[Records about charts and figures]
————————

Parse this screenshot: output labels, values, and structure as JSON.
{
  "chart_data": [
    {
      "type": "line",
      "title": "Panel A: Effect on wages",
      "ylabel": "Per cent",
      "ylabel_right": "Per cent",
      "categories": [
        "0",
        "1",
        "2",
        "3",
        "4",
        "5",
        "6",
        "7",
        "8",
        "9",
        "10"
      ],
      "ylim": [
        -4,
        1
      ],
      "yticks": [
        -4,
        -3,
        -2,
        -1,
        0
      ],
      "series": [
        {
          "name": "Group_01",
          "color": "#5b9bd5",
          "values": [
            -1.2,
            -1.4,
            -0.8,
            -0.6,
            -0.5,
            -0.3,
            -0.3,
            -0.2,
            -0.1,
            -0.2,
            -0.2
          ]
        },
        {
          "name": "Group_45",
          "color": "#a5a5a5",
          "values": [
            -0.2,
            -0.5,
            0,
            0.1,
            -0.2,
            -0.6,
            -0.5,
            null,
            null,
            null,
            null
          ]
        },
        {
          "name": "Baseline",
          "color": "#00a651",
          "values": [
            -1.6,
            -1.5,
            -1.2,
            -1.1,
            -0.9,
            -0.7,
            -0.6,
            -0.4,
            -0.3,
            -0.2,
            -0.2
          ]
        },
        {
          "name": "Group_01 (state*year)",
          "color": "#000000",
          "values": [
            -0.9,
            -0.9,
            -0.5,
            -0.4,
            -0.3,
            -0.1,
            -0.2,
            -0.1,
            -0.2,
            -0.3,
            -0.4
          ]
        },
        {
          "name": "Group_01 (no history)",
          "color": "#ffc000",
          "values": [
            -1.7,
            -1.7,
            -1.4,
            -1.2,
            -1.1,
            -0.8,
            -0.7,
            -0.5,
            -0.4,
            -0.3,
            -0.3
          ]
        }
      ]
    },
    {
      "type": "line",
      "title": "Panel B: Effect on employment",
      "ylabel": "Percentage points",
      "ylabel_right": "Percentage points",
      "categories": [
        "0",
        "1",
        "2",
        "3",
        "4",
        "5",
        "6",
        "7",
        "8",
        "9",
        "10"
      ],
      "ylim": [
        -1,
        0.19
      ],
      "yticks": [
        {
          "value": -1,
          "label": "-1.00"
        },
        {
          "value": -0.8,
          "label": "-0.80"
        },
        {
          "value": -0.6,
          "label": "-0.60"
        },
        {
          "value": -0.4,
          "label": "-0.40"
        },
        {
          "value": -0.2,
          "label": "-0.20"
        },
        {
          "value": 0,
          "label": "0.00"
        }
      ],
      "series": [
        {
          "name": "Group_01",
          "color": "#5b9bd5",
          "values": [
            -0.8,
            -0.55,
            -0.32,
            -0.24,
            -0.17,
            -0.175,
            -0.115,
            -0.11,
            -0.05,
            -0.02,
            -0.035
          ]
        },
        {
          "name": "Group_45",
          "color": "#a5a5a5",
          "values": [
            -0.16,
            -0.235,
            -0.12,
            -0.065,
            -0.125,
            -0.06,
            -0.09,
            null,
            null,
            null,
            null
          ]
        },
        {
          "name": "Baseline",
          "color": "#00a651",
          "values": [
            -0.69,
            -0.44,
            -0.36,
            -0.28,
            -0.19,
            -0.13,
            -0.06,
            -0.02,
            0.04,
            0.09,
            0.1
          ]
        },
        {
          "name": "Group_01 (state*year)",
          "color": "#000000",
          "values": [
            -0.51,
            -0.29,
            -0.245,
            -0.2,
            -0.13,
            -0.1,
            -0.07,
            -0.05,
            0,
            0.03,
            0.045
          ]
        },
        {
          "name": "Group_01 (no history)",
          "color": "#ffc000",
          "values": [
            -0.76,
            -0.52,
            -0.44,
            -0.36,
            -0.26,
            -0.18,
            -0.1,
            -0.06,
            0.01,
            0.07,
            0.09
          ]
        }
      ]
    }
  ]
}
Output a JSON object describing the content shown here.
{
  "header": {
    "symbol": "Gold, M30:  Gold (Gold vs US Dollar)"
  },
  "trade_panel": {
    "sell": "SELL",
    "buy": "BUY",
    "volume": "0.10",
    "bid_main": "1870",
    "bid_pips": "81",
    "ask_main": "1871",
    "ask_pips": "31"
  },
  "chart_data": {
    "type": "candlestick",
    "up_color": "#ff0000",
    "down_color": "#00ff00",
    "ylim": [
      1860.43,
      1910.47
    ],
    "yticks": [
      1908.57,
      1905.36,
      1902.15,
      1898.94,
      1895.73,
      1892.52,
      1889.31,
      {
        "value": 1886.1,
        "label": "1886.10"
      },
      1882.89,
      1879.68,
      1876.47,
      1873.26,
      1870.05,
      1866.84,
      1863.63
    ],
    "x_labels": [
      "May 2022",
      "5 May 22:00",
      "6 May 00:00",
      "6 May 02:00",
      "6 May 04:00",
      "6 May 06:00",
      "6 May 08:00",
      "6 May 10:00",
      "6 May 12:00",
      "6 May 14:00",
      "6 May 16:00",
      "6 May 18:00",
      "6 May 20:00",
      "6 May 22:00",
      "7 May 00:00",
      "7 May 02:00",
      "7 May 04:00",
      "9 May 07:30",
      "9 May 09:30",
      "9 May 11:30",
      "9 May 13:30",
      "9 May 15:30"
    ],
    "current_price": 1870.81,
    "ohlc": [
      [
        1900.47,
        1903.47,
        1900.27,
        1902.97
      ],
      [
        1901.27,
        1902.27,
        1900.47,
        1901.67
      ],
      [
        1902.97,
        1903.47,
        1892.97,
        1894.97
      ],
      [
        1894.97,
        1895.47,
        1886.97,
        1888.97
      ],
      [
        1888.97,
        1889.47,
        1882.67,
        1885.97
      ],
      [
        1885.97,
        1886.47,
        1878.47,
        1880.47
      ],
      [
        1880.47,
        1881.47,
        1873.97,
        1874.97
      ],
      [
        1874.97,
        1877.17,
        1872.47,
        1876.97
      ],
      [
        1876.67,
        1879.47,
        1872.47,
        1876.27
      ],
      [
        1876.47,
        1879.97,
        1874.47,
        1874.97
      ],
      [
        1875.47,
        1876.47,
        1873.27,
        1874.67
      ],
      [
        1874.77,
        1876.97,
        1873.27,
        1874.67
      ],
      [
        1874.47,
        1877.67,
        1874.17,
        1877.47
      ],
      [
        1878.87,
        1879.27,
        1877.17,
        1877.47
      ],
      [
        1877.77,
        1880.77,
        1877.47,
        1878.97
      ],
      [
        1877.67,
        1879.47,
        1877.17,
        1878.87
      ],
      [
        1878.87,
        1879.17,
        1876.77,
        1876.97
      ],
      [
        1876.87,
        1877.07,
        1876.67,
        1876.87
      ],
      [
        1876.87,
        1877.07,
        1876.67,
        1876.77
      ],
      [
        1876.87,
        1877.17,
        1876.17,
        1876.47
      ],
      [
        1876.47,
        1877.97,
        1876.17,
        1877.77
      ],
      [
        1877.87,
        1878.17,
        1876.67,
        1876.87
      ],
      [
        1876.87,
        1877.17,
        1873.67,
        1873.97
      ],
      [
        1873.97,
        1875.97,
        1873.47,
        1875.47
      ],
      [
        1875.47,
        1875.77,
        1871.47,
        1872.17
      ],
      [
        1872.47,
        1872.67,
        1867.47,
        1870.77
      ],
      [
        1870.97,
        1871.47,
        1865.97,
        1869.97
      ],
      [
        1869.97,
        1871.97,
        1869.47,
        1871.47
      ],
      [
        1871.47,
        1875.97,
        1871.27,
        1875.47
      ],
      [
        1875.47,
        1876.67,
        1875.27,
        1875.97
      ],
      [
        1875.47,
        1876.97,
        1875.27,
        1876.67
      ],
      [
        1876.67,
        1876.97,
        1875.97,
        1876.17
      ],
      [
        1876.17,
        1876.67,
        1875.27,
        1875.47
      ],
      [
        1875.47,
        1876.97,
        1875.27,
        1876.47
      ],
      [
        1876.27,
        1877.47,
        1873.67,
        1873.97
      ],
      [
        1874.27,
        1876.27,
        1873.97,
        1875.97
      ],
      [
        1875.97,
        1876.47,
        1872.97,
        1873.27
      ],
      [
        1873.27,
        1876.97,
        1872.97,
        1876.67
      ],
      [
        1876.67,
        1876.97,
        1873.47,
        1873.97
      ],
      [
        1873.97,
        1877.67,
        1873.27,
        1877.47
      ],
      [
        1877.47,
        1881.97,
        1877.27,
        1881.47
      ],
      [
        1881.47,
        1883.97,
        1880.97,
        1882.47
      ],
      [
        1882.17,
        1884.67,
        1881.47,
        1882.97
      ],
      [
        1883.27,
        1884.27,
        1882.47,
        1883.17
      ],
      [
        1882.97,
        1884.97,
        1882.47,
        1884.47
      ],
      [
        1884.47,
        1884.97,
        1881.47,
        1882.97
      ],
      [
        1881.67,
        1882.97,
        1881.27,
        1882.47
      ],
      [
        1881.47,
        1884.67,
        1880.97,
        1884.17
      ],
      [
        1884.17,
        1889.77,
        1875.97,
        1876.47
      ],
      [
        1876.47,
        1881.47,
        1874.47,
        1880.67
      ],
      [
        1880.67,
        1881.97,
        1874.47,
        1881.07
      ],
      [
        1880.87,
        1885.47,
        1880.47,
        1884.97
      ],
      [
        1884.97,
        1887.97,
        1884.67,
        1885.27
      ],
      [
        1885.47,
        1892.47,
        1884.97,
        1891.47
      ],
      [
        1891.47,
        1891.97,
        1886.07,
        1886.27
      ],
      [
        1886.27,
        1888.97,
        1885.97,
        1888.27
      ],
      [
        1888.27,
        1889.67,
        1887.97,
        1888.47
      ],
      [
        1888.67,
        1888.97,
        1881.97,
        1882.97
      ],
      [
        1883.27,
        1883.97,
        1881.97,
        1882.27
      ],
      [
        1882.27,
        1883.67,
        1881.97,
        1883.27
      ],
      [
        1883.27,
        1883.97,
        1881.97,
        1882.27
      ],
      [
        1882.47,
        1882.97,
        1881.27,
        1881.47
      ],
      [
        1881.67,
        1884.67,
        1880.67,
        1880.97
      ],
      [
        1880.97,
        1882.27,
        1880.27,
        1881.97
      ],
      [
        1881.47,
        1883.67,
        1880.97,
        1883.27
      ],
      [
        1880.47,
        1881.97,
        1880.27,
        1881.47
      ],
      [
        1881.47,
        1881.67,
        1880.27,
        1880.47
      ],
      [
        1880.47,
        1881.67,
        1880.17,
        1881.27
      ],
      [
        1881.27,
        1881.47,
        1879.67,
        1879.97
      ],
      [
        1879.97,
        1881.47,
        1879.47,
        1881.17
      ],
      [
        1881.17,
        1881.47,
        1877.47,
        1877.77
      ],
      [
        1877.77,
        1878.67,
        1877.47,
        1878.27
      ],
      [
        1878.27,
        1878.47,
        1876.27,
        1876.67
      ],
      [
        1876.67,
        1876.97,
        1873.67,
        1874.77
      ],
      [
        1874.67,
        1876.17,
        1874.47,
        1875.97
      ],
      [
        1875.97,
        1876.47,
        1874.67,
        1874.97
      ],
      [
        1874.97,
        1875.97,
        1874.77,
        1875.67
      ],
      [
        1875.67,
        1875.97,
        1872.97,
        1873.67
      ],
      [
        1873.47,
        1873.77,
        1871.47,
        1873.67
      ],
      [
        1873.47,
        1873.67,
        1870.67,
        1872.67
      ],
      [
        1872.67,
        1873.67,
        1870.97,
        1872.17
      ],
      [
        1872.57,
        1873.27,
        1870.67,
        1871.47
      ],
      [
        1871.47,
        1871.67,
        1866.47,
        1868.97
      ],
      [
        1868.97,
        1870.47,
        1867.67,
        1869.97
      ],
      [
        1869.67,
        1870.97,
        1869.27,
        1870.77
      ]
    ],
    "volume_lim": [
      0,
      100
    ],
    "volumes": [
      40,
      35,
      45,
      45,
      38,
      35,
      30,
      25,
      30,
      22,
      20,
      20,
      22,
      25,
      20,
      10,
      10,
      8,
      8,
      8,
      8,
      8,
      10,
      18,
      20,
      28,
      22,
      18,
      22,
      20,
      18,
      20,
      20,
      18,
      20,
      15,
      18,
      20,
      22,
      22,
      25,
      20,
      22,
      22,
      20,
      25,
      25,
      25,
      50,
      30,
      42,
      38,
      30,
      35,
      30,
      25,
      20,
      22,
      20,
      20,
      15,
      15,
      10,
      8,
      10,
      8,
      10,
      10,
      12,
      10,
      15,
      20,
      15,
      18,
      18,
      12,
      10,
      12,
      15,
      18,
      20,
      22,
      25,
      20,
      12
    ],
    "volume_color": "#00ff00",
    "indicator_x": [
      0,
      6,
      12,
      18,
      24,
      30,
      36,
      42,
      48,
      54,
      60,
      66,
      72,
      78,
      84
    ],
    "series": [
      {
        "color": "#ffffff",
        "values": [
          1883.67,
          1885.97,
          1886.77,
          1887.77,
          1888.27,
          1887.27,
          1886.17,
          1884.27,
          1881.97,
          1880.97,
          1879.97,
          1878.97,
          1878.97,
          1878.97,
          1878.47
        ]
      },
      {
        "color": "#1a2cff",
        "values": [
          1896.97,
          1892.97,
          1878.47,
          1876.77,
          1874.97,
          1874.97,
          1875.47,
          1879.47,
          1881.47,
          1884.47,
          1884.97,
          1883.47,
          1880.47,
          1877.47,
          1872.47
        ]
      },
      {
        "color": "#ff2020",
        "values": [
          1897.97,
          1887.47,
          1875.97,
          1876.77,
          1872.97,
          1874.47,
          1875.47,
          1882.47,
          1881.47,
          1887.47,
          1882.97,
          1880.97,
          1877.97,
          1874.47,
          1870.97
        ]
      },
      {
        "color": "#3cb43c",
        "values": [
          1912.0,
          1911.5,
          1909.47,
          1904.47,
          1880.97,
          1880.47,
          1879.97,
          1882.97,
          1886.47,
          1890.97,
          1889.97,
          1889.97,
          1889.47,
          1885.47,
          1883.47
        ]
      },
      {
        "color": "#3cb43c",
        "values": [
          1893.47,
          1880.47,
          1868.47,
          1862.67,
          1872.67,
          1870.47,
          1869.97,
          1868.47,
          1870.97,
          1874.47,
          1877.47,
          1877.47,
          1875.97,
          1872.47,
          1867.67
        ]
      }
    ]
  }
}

————————

What is the number of lines holding the word "points"? State it alone.

2